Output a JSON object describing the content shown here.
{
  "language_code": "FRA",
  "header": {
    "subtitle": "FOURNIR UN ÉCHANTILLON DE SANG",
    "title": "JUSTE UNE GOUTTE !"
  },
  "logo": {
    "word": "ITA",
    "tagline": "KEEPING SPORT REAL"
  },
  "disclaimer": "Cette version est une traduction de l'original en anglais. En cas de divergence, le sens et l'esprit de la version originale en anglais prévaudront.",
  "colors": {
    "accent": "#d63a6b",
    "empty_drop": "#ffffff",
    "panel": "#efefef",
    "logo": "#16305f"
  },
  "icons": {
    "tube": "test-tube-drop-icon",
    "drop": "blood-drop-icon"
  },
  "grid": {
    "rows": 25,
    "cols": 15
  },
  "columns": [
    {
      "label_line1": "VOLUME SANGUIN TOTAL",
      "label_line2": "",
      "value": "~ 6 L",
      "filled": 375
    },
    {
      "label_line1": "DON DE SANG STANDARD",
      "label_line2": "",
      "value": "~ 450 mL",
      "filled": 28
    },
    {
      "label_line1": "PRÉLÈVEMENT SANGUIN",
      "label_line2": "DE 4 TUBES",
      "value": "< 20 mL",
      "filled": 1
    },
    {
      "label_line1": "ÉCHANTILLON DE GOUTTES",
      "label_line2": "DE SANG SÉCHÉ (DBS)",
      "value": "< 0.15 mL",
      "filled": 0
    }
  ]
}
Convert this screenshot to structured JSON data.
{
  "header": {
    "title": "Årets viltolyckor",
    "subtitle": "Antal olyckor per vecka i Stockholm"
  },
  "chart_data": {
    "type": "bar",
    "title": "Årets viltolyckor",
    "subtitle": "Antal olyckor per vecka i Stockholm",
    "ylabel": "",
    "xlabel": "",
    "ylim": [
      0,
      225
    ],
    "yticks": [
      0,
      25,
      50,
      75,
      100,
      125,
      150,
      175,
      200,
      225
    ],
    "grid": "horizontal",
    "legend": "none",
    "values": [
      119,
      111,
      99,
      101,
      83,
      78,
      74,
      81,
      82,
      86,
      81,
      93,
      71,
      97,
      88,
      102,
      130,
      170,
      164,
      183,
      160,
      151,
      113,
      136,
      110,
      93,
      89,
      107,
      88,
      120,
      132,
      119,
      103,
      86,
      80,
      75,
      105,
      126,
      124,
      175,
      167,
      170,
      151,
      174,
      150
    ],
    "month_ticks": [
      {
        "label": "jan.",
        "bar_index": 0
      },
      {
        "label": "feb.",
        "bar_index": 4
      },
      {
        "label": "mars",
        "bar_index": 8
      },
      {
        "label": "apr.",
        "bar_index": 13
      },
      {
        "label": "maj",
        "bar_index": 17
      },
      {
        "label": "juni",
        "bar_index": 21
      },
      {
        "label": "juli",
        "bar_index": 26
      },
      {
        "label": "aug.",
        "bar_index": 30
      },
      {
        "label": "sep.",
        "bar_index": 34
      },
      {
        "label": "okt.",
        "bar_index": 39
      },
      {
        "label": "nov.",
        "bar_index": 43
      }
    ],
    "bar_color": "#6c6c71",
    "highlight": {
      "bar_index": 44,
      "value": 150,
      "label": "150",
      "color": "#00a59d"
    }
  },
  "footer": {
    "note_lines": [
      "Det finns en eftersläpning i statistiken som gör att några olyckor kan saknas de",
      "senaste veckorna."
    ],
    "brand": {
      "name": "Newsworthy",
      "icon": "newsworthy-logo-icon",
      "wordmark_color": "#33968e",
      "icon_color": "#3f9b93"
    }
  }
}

§ §

■ AIM OF THE EXERCISE ■
Scan the material above. Copy each line that holds the word "logo".

■ SOLUTION BELOW ■
  "logo": {
    "logo": "#16305f"
      "icon": "newsworthy-logo-icon",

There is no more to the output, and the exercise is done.